• DATA:
......

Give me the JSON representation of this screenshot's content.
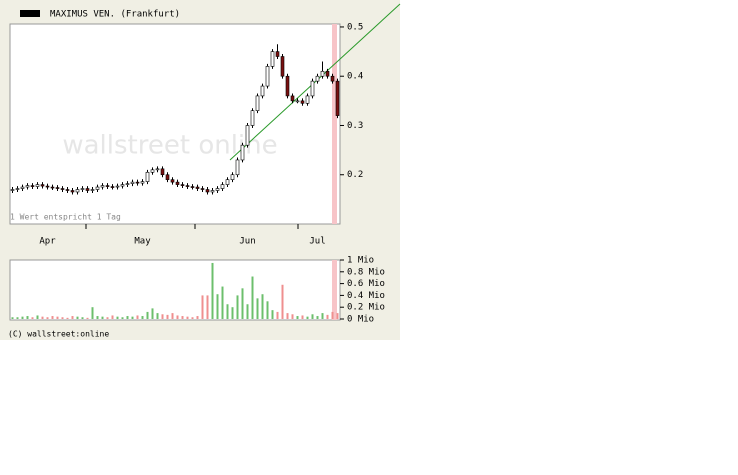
{
  "chart_data": [
    {
      "type": "candlestick",
      "title": "MAXIMUS VEN. (Frankfurt)",
      "legend_color": "#000000",
      "watermark": "wallstreet online",
      "note": "1 Wert entspricht 1 Tag",
      "categories": [
        null,
        null,
        null,
        null,
        null,
        null,
        null,
        "Apr",
        null,
        null,
        null,
        null,
        null,
        null,
        null,
        null,
        null,
        null,
        null,
        null,
        null,
        null,
        null,
        null,
        null,
        null,
        "May",
        null,
        null,
        null,
        null,
        null,
        null,
        null,
        null,
        null,
        null,
        null,
        null,
        null,
        null,
        null,
        null,
        null,
        null,
        null,
        null,
        "Jun",
        null,
        null,
        null,
        null,
        null,
        null,
        null,
        null,
        null,
        null,
        null,
        null,
        null,
        "Jul",
        null,
        null,
        null,
        null
      ],
      "open": [
        0.168,
        0.17,
        0.172,
        0.175,
        0.178,
        0.176,
        0.18,
        0.177,
        0.175,
        0.174,
        0.172,
        0.17,
        0.168,
        0.165,
        0.17,
        0.172,
        0.168,
        0.17,
        0.175,
        0.178,
        0.176,
        0.175,
        0.177,
        0.18,
        0.182,
        0.185,
        0.183,
        0.186,
        0.205,
        0.21,
        0.212,
        0.2,
        0.19,
        0.185,
        0.18,
        0.178,
        0.176,
        0.175,
        0.172,
        0.17,
        0.165,
        0.168,
        0.172,
        0.18,
        0.19,
        0.2,
        0.23,
        0.26,
        0.3,
        0.33,
        0.36,
        0.38,
        0.42,
        0.45,
        0.44,
        0.4,
        0.36,
        0.35,
        0.35,
        0.345,
        0.36,
        0.39,
        0.4,
        0.41,
        0.4,
        0.39
      ],
      "high": [
        0.175,
        0.177,
        0.18,
        0.183,
        0.183,
        0.185,
        0.185,
        0.182,
        0.18,
        0.179,
        0.177,
        0.175,
        0.173,
        0.175,
        0.177,
        0.177,
        0.175,
        0.18,
        0.183,
        0.183,
        0.181,
        0.182,
        0.185,
        0.187,
        0.19,
        0.19,
        0.191,
        0.21,
        0.215,
        0.217,
        0.217,
        0.205,
        0.195,
        0.19,
        0.185,
        0.183,
        0.181,
        0.18,
        0.177,
        0.175,
        0.173,
        0.177,
        0.185,
        0.195,
        0.205,
        0.235,
        0.265,
        0.305,
        0.335,
        0.365,
        0.385,
        0.425,
        0.455,
        0.465,
        0.445,
        0.405,
        0.365,
        0.355,
        0.355,
        0.365,
        0.395,
        0.405,
        0.43,
        0.415,
        0.405,
        0.395
      ],
      "low": [
        0.163,
        0.165,
        0.167,
        0.17,
        0.171,
        0.171,
        0.172,
        0.17,
        0.169,
        0.167,
        0.165,
        0.163,
        0.16,
        0.16,
        0.165,
        0.163,
        0.163,
        0.165,
        0.17,
        0.171,
        0.17,
        0.17,
        0.172,
        0.175,
        0.177,
        0.178,
        0.178,
        0.181,
        0.2,
        0.205,
        0.195,
        0.185,
        0.18,
        0.175,
        0.173,
        0.171,
        0.17,
        0.167,
        0.165,
        0.16,
        0.16,
        0.163,
        0.167,
        0.175,
        0.185,
        0.195,
        0.225,
        0.255,
        0.295,
        0.325,
        0.355,
        0.375,
        0.415,
        0.435,
        0.395,
        0.355,
        0.345,
        0.345,
        0.34,
        0.34,
        0.355,
        0.385,
        0.395,
        0.395,
        0.385,
        0.315
      ],
      "close": [
        0.17,
        0.172,
        0.175,
        0.178,
        0.176,
        0.18,
        0.177,
        0.175,
        0.174,
        0.172,
        0.17,
        0.168,
        0.165,
        0.17,
        0.172,
        0.168,
        0.17,
        0.175,
        0.178,
        0.176,
        0.175,
        0.177,
        0.18,
        0.182,
        0.185,
        0.183,
        0.186,
        0.205,
        0.21,
        0.212,
        0.2,
        0.19,
        0.185,
        0.18,
        0.178,
        0.176,
        0.175,
        0.172,
        0.17,
        0.165,
        0.168,
        0.172,
        0.18,
        0.19,
        0.2,
        0.23,
        0.26,
        0.3,
        0.33,
        0.36,
        0.38,
        0.42,
        0.45,
        0.44,
        0.4,
        0.36,
        0.35,
        0.35,
        0.345,
        0.36,
        0.39,
        0.4,
        0.41,
        0.4,
        0.39,
        0.32
      ],
      "up_color": "#ffffff",
      "down_color": "#7a1010",
      "ylim": [
        0.1,
        0.506
      ],
      "yticks": [
        0.2,
        0.3,
        0.4,
        0.5
      ]
    },
    {
      "type": "bar",
      "copyright": "(C) wallstreet:online",
      "values": [
        0.03,
        0.03,
        0.04,
        0.05,
        0.03,
        0.06,
        0.04,
        0.03,
        0.05,
        0.04,
        0.03,
        0.02,
        0.05,
        0.04,
        0.03,
        0.02,
        0.2,
        0.05,
        0.04,
        0.03,
        0.06,
        0.04,
        0.03,
        0.05,
        0.04,
        0.06,
        0.05,
        0.12,
        0.18,
        0.1,
        0.08,
        0.07,
        0.1,
        0.06,
        0.05,
        0.04,
        0.03,
        0.05,
        0.4,
        0.4,
        0.95,
        0.42,
        0.55,
        0.25,
        0.2,
        0.4,
        0.52,
        0.25,
        0.72,
        0.35,
        0.42,
        0.3,
        0.15,
        0.12,
        0.58,
        0.1,
        0.08,
        0.05,
        0.06,
        0.04,
        0.08,
        0.05,
        0.1,
        0.07,
        0.12,
        0.1
      ],
      "up_color": "#6cbf6c",
      "down_color": "#ef8f8f",
      "ylim": [
        0,
        1
      ],
      "yticks": [
        {
          "value": 0,
          "label": "0 Mio"
        },
        {
          "value": 0.2,
          "label": "0.2 Mio"
        },
        {
          "value": 0.4,
          "label": "0.4 Mio"
        },
        {
          "value": 0.6,
          "label": "0.6 Mio"
        },
        {
          "value": 0.8,
          "label": "0.8 Mio"
        },
        {
          "value": 1,
          "label": "1 Mio"
        }
      ]
    }
  ]
}
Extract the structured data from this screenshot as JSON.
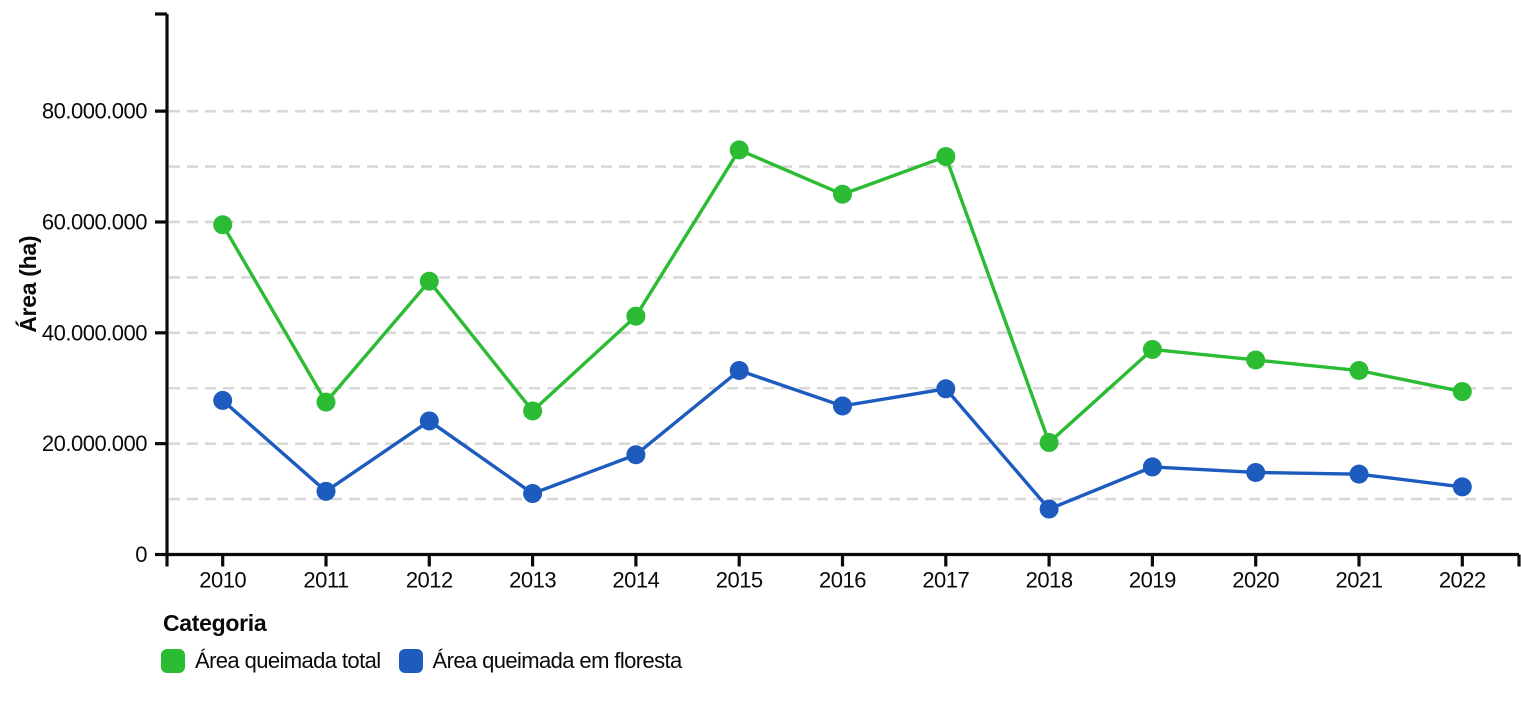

......

• REQUIRED WORK: Give the data again exactly as written, with all pictures left out.

• EXERCISE RESPONSE:
Give me the JSON representation of this screenshot's content.
{
  "chart_data": [
    {
      "type": "candlestick",
      "title": "MAXIMUS VEN. (Frankfurt)",
      "legend_color": "#000000",
      "watermark": "wallstreet online",
      "note": "1 Wert entspricht 1 Tag",
      "categories": [
        null,
        null,
        null,
        null,
        null,
        null,
        null,
        "Apr",
        null,
        null,
        null,
        null,
        null,
        null,
        null,
        null,
        null,
        null,
        null,
        null,
        null,
        null,
        null,
        null,
        null,
        null,
        "May",
        null,
        null,
        null,
        null,
        null,
        null,
        null,
        null,
        null,
        null,
        null,
        null,
        null,
        null,
        null,
        null,
        null,
        null,
        null,
        null,
        "Jun",
        null,
        null,
        null,
        null,
        null,
        null,
        null,
        null,
        null,
        null,
        null,
        null,
        null,
        "Jul",
        null,
        null,
        null,
        null
      ],
      "open": [
        0.168,
        0.17,
        0.172,
        0.175,
        0.178,
        0.176,
        0.18,
        0.177,
        0.175,
        0.174,
        0.172,
        0.17,
        0.168,
        0.165,
        0.17,
        0.172,
        0.168,
        0.17,
        0.175,
        0.178,
        0.176,
        0.175,
        0.177,
        0.18,
        0.182,
        0.185,
        0.183,
        0.186,
        0.205,
        0.21,
        0.212,
        0.2,
        0.19,
        0.185,
        0.18,
        0.178,
        0.176,
        0.175,
        0.172,
        0.17,
        0.165,
        0.168,
        0.172,
        0.18,
        0.19,
        0.2,
        0.23,
        0.26,
        0.3,
        0.33,
        0.36,
        0.38,
        0.42,
        0.45,
        0.44,
        0.4,
        0.36,
        0.35,
        0.35,
        0.345,
        0.36,
        0.39,
        0.4,
        0.41,
        0.4,
        0.39
      ],
      "high": [
        0.175,
        0.177,
        0.18,
        0.183,
        0.183,
        0.185,
        0.185,
        0.182,
        0.18,
        0.179,
        0.177,
        0.175,
        0.173,
        0.175,
        0.177,
        0.177,
        0.175,
        0.18,
        0.183,
        0.183,
        0.181,
        0.182,
        0.185,
        0.187,
        0.19,
        0.19,
        0.191,
        0.21,
        0.215,
        0.217,
        0.217,
        0.205,
        0.195,
        0.19,
        0.185,
        0.183,
        0.181,
        0.18,
        0.177,
        0.175,
        0.173,
        0.177,
        0.185,
        0.195,
        0.205,
        0.235,
        0.265,
        0.305,
        0.335,
        0.365,
        0.385,
        0.425,
        0.455,
        0.465,
        0.445,
        0.405,
        0.365,
        0.355,
        0.355,
        0.365,
        0.395,
        0.405,
        0.43,
        0.415,
        0.405,
        0.395
      ],
      "low": [
        0.163,
        0.165,
        0.167,
        0.17,
        0.171,
        0.171,
        0.172,
        0.17,
        0.169,
        0.167,
        0.165,
        0.163,
        0.16,
        0.16,
        0.165,
        0.163,
        0.163,
        0.165,
        0.17,
        0.171,
        0.17,
        0.17,
        0.172,
        0.175,
        0.177,
        0.178,
        0.178,
        0.181,
        0.2,
        0.205,
        0.195,
        0.185,
        0.18,
        0.175,
        0.173,
        0.171,
        0.17,
        0.167,
        0.165,
        0.16,
        0.16,
        0.163,
        0.167,
        0.175,
        0.185,
        0.195,
        0.225,
        0.255,
        0.295,
        0.325,
        0.355,
        0.375,
        0.415,
        0.435,
        0.395,
        0.355,
        0.345,
        0.345,
        0.34,
        0.34,
        0.355,
        0.385,
        0.395,
        0.395,
        0.385,
        0.315
      ],
      "close": [
        0.17,
        0.172,
        0.175,
        0.178,
        0.176,
        0.18,
        0.177,
        0.175,
        0.174,
        0.172,
        0.17,
        0.168,
        0.165,
        0.17,
        0.172,
        0.168,
        0.17,
        0.175,
        0.178,
        0.176,
        0.175,
        0.177,
        0.18,
        0.182,
        0.185,
        0.183,
        0.186,
        0.205,
        0.21,
        0.212,
        0.2,
        0.19,
        0.185,
        0.18,
        0.178,
        0.176,
        0.175,
        0.172,
        0.17,
        0.165,
        0.168,
        0.172,
        0.18,
        0.19,
        0.2,
        0.23,
        0.26,
        0.3,
        0.33,
        0.36,
        0.38,
        0.42,
        0.45,
        0.44,
        0.4,
        0.36,
        0.35,
        0.35,
        0.345,
        0.36,
        0.39,
        0.4,
        0.41,
        0.4,
        0.39,
        0.32
      ],
      "up_color": "#ffffff",
      "down_color": "#7a1010",
      "ylim": [
        0.1,
        0.506
      ],
      "yticks": [
        0.2,
        0.3,
        0.4,
        0.5
      ]
    },
    {
      "type": "bar",
      "copyright": "(C) wallstreet:online",
      "values": [
        0.03,
        0.03,
        0.04,
        0.05,
        0.03,
        0.06,
        0.04,
        0.03,
        0.05,
        0.04,
        0.03,
        0.02,
        0.05,
        0.04,
        0.03,
        0.02,
        0.2,
        0.05,
        0.04,
        0.03,
        0.06,
        0.04,
        0.03,
        0.05,
        0.04,
        0.06,
        0.05,
        0.12,
        0.18,
        0.1,
        0.08,
        0.07,
        0.1,
        0.06,
        0.05,
        0.04,
        0.03,
        0.05,
        0.4,
        0.4,
        0.95,
        0.42,
        0.55,
        0.25,
        0.2,
        0.4,
        0.52,
        0.25,
        0.72,
        0.35,
        0.42,
        0.3,
        0.15,
        0.12,
        0.58,
        0.1,
        0.08,
        0.05,
        0.06,
        0.04,
        0.08,
        0.05,
        0.1,
        0.07,
        0.12,
        0.1
      ],
      "up_color": "#6cbf6c",
      "down_color": "#ef8f8f",
      "ylim": [
        0,
        1
      ],
      "yticks": [
        {
          "value": 0,
          "label": "0 Mio"
        },
        {
          "value": 0.2,
          "label": "0.2 Mio"
        },
        {
          "value": 0.4,
          "label": "0.4 Mio"
        },
        {
          "value": 0.6,
          "label": "0.6 Mio"
        },
        {
          "value": 0.8,
          "label": "0.8 Mio"
        },
        {
          "value": 1,
          "label": "1 Mio"
        }
      ]
    }
  ]
}
Extract the structured data from this screenshot as JSON.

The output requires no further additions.